Task details - Which song titles appear in quotation marks in the Exile On Main St. review? List each one once.

#### Text extract

When news broke in late 2009 that Exile On Main St. would be rereleased in a deluxe package as a 2-CD set with ten previously unreleased bonus tracks, there was a great deal of anticipation among hardcore Stones fans. Possibly the best album of their career would now have ten additional songs that had been left on the cutting room floor. Then the news came out that many of the tracks were left unfinished. Some had no lyrics, some were missing crucial elements (like lead guitar). The decision the Stones made to go in and write new lyrics, add new vocals, and new overdubs was greeted with a great deal of skepticism.

Turns out, there was no need for skepticism.

I’m not going to parse what’s “authentic” and what’s not on the bonus tracks. As a whole, they’re excellent whether the vocal was done in 1972 or 2009. To my ears, they all sound like they’ve been mastered using modern technology, and Jagger’s vocals on the unheard material sounds suspiciously like it’s a more recent vintage…but they’re still the best vocals he’s laid down in ages. From a sonic perspective, the unreleased songs sound brighter and cleaner than Exile‘s famous murkiness, but that’s not really a drawback.

“Pass The Wine (Sophia Loren)” has a killer harmonica solo and the soul sister backing vocals that highlighted many of the Exile tracks, but in some ways it sounds to me more like a Goat’s Head Soup outtake overdubbed to sound like Exile. All the same, while it’s not of the same quality as songs like “Tumbling Dice” or “Loving Cup,” it blends in nicely with those songs, carrying a similar groove and vibe.

The second track, and single release, is “Plundered My Soul,” which features newly overdubbed guitar from Mick Taylor, who was invited back to put his special touch on the song. It was a wise choice. Taylor was the best guitarist the Stones ever had, and his distinctive blues picking is a pleasure to hear after so many years of the Keith Richards/Ronnie Wood rhythmic “art of weaving.” The vocal sounds suspiciously recent, but it’s excellent. It’s a fantastic track that gets better with each listen and the best single the Stones have released since God knows when. Maybe since “Tumbling Dice.” It’s the kind of song that’s easy to imagine blasting out of a portable transistor radio in a 1970s summer and if there were any justice in the world it would be a lot more successful than the latest single by the chart toppers of 2010.

“I’m Not Signifying” slows it down with a great boogie piano worthy of Johnnie Johnson. Jagger’s vocal is slurred and thick, and Charlie Watts rides the beat like a demon. The drums on these tracks are apparently the only instrument that didn’t need any touch up…they were perfect as is. Just more proof that Charlie Watts is a human drum machine. This track is the one that sounds most like a finished song from 1972, and it’s easy to picture it on the album in place of a similar song like “Hip Shake” or “Casino Boogie.” It’s probably why the song was left off the album, because there were other, better, songs of the same style.

########
#### Record set

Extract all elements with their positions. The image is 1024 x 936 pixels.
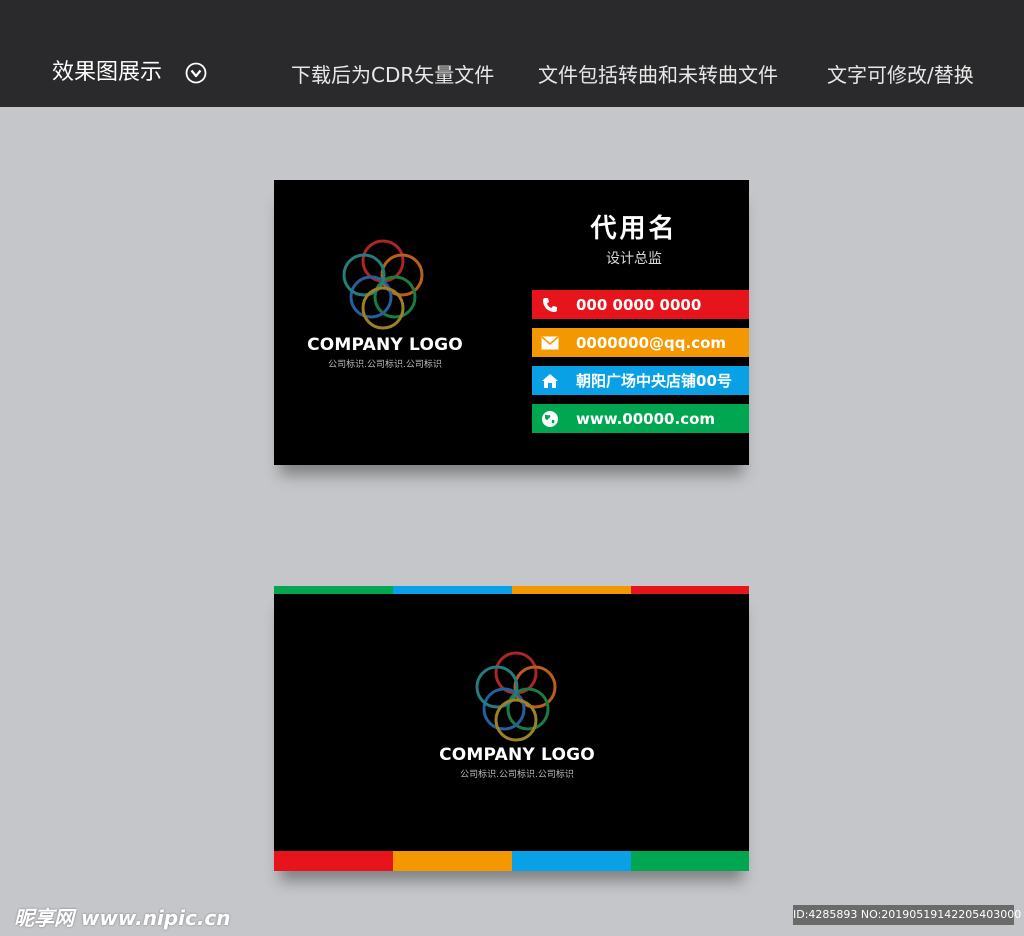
contact-website[interactable]: www.00000.com bbox=[532, 404, 749, 433]
top-stripe-red bbox=[631, 586, 749, 594]
envelope-icon bbox=[540, 333, 560, 353]
email-text: 0000000@qq.com bbox=[576, 333, 727, 352]
company-logo-icon bbox=[475, 651, 557, 742]
note-text-editable: 文字可修改/替换 bbox=[827, 63, 974, 87]
bottom-stripe-orange bbox=[393, 851, 512, 871]
note-cdr-file: 下载后为CDR矢量文件 bbox=[291, 63, 495, 87]
top-stripe-blue bbox=[393, 586, 512, 594]
note-file-includes: 文件包括转曲和未转曲文件 bbox=[538, 63, 778, 87]
business-card-back: COMPANY LOGO 公司标识.公司标识.公司标识 bbox=[274, 586, 749, 871]
top-bar: 效果图展示 下载后为CDR矢量文件 文件包括转曲和未转曲文件 文字可修改/替换 bbox=[0, 0, 1024, 107]
top-stripe-green bbox=[274, 586, 393, 594]
contact-phone[interactable]: 000 0000 0000 bbox=[532, 290, 749, 319]
top-stripe-orange bbox=[512, 586, 631, 594]
circle-chevron-down-icon[interactable] bbox=[185, 62, 207, 84]
company-logo-subtitle: 公司标识.公司标识.公司标识 bbox=[328, 360, 442, 370]
company-logo-subtitle: 公司标识.公司标识.公司标识 bbox=[460, 770, 574, 780]
company-logo-title: COMPANY LOGO bbox=[439, 745, 595, 765]
site-watermark: 昵享网 www.nipic.cn bbox=[14, 906, 231, 930]
business-card-front: COMPANY LOGO 公司标识.公司标识.公司标识 代用名 设计总监 000… bbox=[274, 180, 749, 465]
company-logo-title: COMPANY LOGO bbox=[307, 335, 463, 355]
phone-icon bbox=[540, 295, 560, 315]
image-id-label: ID:4285893 NO:20190519142205403000 bbox=[793, 905, 1021, 925]
home-icon bbox=[540, 371, 560, 391]
person-name: 代用名 bbox=[590, 214, 678, 244]
globe-icon bbox=[540, 409, 560, 429]
page-title: 效果图展示 bbox=[52, 60, 163, 85]
person-role: 设计总监 bbox=[606, 251, 662, 267]
address-text: 朝阳广场中央店铺00号 bbox=[576, 372, 732, 390]
company-logo-icon bbox=[342, 239, 424, 330]
contact-email[interactable]: 0000000@qq.com bbox=[532, 328, 749, 357]
bottom-stripe-green bbox=[631, 851, 749, 871]
bottom-stripe-blue bbox=[512, 851, 631, 871]
contact-address[interactable]: 朝阳广场中央店铺00号 bbox=[532, 366, 749, 395]
bottom-stripe-red bbox=[274, 851, 393, 871]
website-text: www.00000.com bbox=[576, 409, 716, 428]
phone-text: 000 0000 0000 bbox=[576, 295, 702, 314]
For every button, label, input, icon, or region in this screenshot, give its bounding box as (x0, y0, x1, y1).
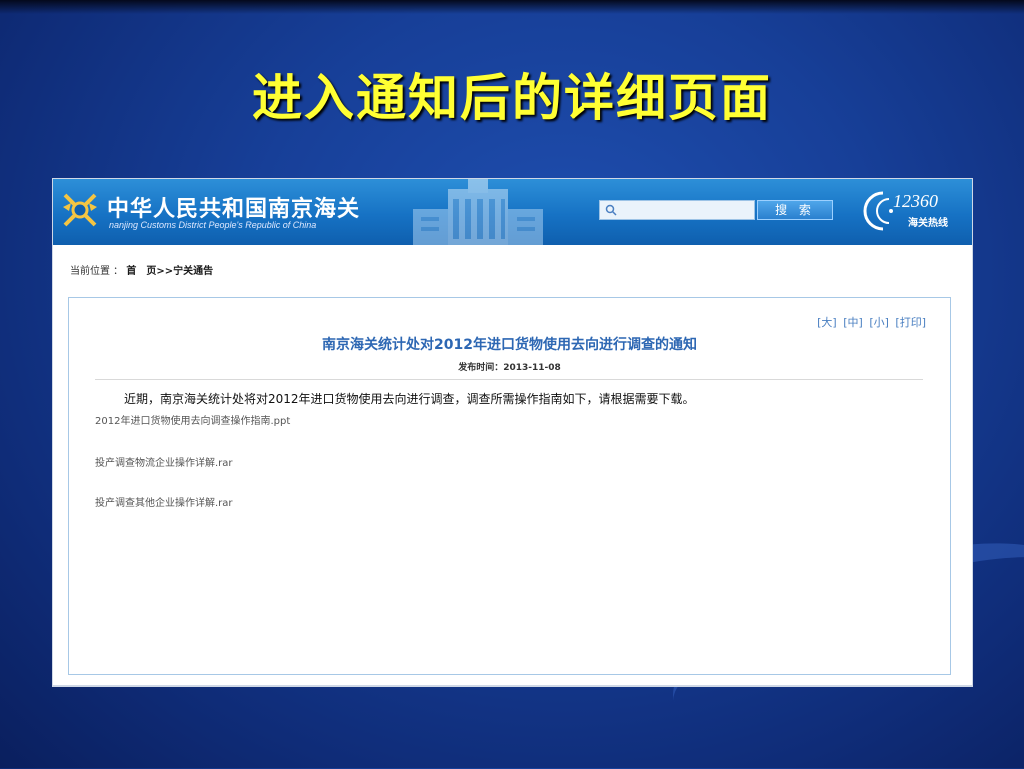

########

Solution to the problem -
"Pass The Wine (Sophia Loren)"
"Tumbling Dice"
"Loving Cup"
"Plundered My Soul"
"I'm Not Signifying"
"Hip Shake"
"Casino Boogie"